Structured figure records
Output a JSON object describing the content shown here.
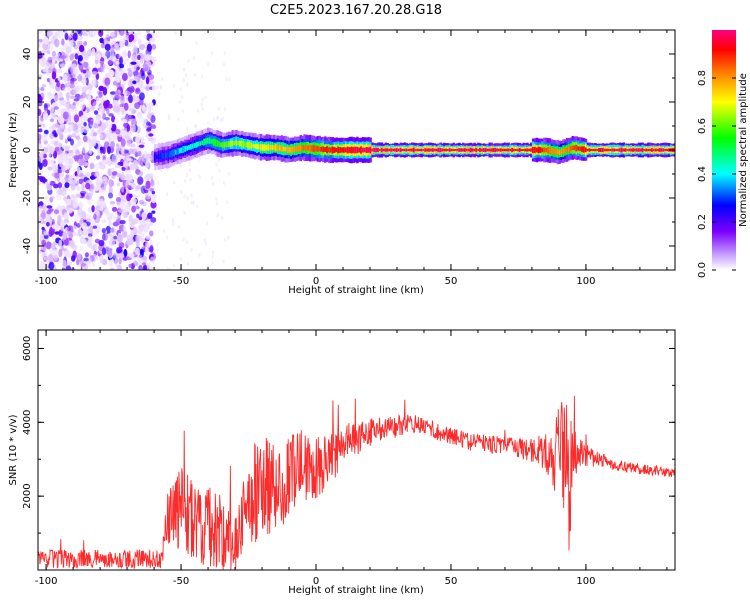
{
  "title": "C2E5.2023.167.20.28.G18",
  "chart_data": [
    {
      "type": "heatmap",
      "xlabel": "Height of straight line (km)",
      "ylabel": "Frequency (Hz)",
      "xlim": [
        -103,
        133
      ],
      "ylim": [
        -50,
        50
      ],
      "xticks": [
        "-100",
        "-50",
        "0",
        "50",
        "100"
      ],
      "xtick_values": [
        -100,
        -50,
        0,
        50,
        100
      ],
      "yticks": [
        "-40",
        "-20",
        "0",
        "20",
        "40"
      ],
      "ytick_values": [
        -40,
        -20,
        0,
        20,
        40
      ],
      "colorbar": {
        "label": "Normalized spectral amplitude",
        "range": [
          0,
          1
        ],
        "ticks": [
          "0.0",
          "0.2",
          "0.4",
          "0.6",
          "0.8"
        ],
        "tick_values": [
          0.0,
          0.2,
          0.4,
          0.6,
          0.8
        ],
        "colormap": [
          "#ffffff",
          "#d8b8ff",
          "#7b00ff",
          "#0000ff",
          "#00ffff",
          "#00ff00",
          "#ffff00",
          "#ff8000",
          "#ff0000",
          "#ff0080"
        ]
      },
      "ridge": {
        "x": [
          -60,
          -55,
          -50,
          -45,
          -40,
          -35,
          -30,
          -25,
          -20,
          -15,
          -10,
          -5,
          0,
          5,
          10,
          20,
          40,
          60,
          80,
          85,
          90,
          95,
          100,
          110,
          120,
          133
        ],
        "freq_hz": [
          -3,
          -2,
          0,
          2,
          4,
          2,
          3,
          2,
          1,
          1,
          0,
          1,
          0.5,
          0,
          0,
          0,
          0,
          0,
          0,
          0,
          -1,
          1,
          0,
          0,
          0,
          0
        ],
        "amplitude": [
          0.3,
          0.35,
          0.4,
          0.45,
          0.5,
          0.55,
          0.6,
          0.6,
          0.65,
          0.7,
          0.7,
          0.75,
          0.8,
          0.85,
          0.9,
          0.95,
          0.95,
          0.95,
          0.9,
          0.8,
          0.7,
          0.8,
          0.9,
          0.95,
          0.95,
          0.95
        ]
      },
      "noise_region_x": [
        -103,
        -60
      ]
    },
    {
      "type": "line",
      "xlabel": "Height of straight line (km)",
      "ylabel": "SNR (10 * v/v)",
      "xlim": [
        -103,
        133
      ],
      "ylim": [
        0,
        6500
      ],
      "xticks": [
        "-100",
        "-50",
        "0",
        "50",
        "100"
      ],
      "xtick_values": [
        -100,
        -50,
        0,
        50,
        100
      ],
      "yticks": [
        "2000",
        "4000",
        "6000"
      ],
      "ytick_values": [
        2000,
        4000,
        6000
      ],
      "series": [
        {
          "color": "#ff2a2a",
          "x": [
            -103,
            -90,
            -80,
            -70,
            -60,
            -57,
            -55,
            -50,
            -45,
            -40,
            -35,
            -30,
            -25,
            -20,
            -15,
            -10,
            -5,
            0,
            5,
            10,
            15,
            20,
            25,
            30,
            35,
            40,
            45,
            50,
            55,
            60,
            65,
            70,
            75,
            80,
            85,
            88,
            91,
            93,
            94,
            95,
            97,
            100,
            105,
            110,
            115,
            120,
            125,
            133
          ],
          "y": [
            300,
            300,
            300,
            300,
            300,
            300,
            1500,
            1600,
            1400,
            1300,
            1000,
            700,
            1900,
            2200,
            2300,
            2600,
            2800,
            2700,
            3000,
            3300,
            3600,
            3700,
            3800,
            3900,
            4000,
            3900,
            3750,
            3650,
            3500,
            3450,
            3400,
            3350,
            3300,
            3250,
            3200,
            3000,
            3200,
            3300,
            900,
            3400,
            3000,
            3100,
            3000,
            2850,
            2800,
            2750,
            2700,
            2600
          ],
          "noise_amp": [
            250,
            250,
            250,
            250,
            250,
            250,
            900,
            1200,
            1300,
            1200,
            1100,
            800,
            1400,
            1500,
            1200,
            1300,
            1000,
            900,
            700,
            600,
            500,
            400,
            350,
            300,
            250,
            250,
            250,
            250,
            250,
            250,
            250,
            250,
            250,
            350,
            500,
            900,
            1500,
            1800,
            1200,
            900,
            600,
            300,
            200,
            150,
            150,
            150,
            150,
            150
          ]
        }
      ]
    }
  ]
}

YOUR INSTRUCTIONS
Looking at the records above, work out how many lines include the string "amplitude". Give the number and nothing else.

COMPLETE OUTPUT
2